What is expected => Scan the records for the string "woman"; copy each line where it occurs.

Stored records =>
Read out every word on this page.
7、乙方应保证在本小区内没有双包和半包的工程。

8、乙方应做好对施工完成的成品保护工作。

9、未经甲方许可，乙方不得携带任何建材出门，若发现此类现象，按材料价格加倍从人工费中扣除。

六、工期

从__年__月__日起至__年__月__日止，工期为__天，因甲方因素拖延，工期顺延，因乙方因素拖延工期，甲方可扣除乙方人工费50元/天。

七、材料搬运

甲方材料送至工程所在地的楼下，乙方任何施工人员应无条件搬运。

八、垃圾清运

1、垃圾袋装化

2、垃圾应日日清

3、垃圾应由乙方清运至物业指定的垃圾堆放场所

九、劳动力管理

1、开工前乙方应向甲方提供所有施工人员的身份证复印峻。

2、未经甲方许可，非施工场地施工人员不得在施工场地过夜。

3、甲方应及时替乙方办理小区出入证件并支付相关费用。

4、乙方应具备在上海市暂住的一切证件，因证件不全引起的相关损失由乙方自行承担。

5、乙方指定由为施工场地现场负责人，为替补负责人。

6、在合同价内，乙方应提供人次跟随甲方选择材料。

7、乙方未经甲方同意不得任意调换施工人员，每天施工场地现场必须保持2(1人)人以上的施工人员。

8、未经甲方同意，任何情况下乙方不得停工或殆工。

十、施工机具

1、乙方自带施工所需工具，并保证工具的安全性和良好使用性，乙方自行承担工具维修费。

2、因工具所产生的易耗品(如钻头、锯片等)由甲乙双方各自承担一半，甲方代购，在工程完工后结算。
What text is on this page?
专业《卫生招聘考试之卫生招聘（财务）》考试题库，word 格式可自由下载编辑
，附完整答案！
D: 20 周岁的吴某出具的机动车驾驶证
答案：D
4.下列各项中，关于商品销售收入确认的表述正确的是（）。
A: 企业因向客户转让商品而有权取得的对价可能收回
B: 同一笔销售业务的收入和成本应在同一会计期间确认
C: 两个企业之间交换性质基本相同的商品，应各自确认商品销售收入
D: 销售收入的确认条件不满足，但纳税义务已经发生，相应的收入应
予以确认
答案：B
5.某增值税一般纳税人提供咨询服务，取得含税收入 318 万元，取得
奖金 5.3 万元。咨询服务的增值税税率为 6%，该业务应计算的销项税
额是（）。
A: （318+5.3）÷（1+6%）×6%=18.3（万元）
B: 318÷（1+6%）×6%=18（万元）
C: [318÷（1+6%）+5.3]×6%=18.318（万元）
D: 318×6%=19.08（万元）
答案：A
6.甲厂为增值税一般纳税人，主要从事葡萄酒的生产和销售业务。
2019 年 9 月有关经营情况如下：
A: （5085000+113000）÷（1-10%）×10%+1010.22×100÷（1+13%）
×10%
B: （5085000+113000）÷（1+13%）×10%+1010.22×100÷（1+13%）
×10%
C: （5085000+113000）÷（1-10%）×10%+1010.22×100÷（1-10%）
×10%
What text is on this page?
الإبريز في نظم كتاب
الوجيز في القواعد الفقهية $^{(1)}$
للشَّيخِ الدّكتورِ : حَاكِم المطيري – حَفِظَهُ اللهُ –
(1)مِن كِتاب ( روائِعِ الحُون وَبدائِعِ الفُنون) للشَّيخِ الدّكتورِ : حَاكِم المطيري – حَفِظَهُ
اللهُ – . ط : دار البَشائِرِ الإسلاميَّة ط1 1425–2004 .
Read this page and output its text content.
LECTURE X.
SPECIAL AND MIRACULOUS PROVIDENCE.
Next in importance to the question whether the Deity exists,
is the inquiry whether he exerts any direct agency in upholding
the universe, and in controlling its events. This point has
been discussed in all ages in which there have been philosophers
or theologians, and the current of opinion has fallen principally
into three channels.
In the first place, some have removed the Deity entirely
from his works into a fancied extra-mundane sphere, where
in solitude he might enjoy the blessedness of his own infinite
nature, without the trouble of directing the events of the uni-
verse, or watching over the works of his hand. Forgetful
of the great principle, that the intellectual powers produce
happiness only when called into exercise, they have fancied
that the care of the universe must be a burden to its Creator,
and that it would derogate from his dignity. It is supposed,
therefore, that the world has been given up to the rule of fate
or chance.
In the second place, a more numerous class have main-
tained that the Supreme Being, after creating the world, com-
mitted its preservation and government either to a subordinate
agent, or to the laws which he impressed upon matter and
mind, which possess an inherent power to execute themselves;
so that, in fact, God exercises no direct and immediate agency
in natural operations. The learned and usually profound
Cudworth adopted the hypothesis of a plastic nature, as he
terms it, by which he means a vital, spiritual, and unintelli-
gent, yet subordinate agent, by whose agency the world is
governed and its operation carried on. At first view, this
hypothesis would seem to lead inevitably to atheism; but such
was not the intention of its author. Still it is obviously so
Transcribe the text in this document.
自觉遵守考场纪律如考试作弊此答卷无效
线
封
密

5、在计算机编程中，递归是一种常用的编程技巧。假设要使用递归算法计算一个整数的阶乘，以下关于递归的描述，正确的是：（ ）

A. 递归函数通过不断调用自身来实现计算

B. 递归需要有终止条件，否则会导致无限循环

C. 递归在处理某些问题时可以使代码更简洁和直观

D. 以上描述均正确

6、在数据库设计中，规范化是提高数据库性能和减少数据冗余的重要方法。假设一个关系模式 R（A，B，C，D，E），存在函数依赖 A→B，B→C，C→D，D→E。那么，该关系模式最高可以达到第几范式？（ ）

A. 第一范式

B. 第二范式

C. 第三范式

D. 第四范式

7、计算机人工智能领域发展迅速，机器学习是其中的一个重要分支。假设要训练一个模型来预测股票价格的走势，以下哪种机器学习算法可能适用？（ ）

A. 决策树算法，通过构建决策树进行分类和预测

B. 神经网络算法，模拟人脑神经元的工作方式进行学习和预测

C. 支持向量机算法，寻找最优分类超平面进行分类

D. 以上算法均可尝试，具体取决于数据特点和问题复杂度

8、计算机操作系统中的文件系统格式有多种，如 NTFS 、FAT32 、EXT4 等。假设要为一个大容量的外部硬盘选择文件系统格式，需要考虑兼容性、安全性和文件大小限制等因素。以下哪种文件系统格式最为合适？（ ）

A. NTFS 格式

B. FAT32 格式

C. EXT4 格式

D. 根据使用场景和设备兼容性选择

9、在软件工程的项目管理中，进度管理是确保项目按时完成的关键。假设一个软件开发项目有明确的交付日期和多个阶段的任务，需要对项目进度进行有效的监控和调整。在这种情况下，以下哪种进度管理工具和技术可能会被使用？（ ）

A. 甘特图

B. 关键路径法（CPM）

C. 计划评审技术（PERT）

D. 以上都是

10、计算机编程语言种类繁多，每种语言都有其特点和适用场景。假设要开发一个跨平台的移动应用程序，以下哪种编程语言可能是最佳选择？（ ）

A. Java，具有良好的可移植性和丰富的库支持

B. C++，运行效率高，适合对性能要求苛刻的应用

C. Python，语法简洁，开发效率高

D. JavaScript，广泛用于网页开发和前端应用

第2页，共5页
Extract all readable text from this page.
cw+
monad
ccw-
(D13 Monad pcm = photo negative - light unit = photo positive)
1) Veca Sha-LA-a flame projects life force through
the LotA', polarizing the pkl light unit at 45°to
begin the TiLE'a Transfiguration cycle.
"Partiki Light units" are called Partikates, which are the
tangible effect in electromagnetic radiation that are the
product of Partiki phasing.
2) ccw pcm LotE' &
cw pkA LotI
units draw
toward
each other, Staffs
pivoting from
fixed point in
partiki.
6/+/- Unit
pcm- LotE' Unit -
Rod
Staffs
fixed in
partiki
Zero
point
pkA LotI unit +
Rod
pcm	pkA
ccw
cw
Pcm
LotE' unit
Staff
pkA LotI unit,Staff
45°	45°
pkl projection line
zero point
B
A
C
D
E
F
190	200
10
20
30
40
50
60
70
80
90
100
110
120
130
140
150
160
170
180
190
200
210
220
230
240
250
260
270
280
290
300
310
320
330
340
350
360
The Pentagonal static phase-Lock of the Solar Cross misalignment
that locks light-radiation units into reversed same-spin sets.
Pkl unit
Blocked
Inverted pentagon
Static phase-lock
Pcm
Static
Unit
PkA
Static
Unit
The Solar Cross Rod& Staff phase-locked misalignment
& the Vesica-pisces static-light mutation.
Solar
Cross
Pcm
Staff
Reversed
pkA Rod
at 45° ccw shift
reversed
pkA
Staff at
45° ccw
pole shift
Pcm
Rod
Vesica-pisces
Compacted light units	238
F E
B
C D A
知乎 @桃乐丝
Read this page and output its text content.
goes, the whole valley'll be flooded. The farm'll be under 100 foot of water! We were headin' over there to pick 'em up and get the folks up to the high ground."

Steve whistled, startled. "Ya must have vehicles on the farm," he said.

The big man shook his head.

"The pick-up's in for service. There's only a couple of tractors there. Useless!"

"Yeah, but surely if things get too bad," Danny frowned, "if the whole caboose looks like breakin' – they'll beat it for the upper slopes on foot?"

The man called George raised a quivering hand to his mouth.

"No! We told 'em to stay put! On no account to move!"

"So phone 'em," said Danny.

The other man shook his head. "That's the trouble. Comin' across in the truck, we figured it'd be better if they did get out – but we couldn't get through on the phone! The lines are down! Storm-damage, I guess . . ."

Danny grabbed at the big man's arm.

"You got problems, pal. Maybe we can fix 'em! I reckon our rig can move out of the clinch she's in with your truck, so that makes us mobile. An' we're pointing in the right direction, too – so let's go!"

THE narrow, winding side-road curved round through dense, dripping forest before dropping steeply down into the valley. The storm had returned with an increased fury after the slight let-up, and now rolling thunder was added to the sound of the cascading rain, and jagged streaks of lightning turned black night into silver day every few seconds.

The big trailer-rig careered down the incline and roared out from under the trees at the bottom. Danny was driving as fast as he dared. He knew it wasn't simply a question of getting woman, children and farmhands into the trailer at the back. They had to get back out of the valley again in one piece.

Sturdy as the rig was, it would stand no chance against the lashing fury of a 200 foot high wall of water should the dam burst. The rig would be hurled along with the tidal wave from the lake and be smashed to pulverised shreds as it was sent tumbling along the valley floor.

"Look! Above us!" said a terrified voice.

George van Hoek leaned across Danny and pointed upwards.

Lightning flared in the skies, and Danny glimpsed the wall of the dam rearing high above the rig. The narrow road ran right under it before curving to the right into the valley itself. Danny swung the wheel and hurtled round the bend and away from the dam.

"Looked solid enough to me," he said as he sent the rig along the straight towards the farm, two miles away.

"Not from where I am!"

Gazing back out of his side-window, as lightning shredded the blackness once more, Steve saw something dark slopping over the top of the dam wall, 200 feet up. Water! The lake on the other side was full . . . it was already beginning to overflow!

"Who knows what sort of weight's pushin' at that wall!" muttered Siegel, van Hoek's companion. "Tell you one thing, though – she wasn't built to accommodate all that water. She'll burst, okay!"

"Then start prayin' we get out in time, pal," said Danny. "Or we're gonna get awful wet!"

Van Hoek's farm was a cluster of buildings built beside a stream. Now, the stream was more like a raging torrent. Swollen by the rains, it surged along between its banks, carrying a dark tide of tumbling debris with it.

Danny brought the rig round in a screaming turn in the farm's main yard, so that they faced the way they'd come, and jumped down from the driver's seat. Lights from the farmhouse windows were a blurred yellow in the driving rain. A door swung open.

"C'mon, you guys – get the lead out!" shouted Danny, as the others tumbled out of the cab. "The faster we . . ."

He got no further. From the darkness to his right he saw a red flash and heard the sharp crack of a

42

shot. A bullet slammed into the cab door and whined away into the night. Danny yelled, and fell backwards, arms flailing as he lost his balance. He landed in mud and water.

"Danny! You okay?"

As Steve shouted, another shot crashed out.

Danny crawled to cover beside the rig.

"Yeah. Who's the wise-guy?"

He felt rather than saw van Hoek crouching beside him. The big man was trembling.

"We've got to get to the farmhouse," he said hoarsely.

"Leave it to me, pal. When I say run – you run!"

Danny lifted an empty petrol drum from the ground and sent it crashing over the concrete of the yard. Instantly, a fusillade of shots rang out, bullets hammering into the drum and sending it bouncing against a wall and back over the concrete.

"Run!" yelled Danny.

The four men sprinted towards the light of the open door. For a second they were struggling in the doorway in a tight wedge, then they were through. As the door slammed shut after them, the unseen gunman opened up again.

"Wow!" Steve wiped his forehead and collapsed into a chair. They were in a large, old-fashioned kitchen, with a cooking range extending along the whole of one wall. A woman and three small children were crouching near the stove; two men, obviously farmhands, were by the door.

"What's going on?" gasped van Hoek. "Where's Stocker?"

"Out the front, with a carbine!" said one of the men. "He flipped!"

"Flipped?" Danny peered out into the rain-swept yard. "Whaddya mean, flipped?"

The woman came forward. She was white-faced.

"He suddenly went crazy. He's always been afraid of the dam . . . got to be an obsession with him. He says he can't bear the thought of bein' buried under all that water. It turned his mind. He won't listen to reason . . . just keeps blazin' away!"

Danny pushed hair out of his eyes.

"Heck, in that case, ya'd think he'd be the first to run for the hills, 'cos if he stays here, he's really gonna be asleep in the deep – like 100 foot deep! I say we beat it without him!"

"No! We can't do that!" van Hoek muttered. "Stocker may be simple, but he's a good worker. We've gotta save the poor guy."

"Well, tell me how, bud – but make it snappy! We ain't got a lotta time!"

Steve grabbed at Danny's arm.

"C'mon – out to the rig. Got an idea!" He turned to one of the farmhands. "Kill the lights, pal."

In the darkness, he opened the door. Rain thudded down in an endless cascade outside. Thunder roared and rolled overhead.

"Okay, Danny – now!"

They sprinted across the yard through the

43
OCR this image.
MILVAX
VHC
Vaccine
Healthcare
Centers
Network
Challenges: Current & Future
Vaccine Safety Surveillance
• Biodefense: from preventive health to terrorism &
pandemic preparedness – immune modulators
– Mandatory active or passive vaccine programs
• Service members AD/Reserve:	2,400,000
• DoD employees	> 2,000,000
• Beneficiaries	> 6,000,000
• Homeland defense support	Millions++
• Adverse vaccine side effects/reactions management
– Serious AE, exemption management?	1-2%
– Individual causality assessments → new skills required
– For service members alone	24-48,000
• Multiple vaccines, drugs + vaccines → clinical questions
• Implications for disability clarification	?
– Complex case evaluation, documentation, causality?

Exercise response =>
The big trailer-rig careered down the incline and roared out from under the trees at the bottom. Danny was driving as fast as he dared. He knew it wasn't simply a question of getting woman, children and farmhands into the trailer at the back. They had to get back out of the valley again in one piece.
"Wow!" Steve wiped his forehead and collapsed into a chair. They were in a large, old-fashioned kitchen, with a cooking range extending along the whole of one wall. A woman and three small children were crouching near the stove; two men, obviously farmhands, were by the door.
The woman came forward. She was white-faced.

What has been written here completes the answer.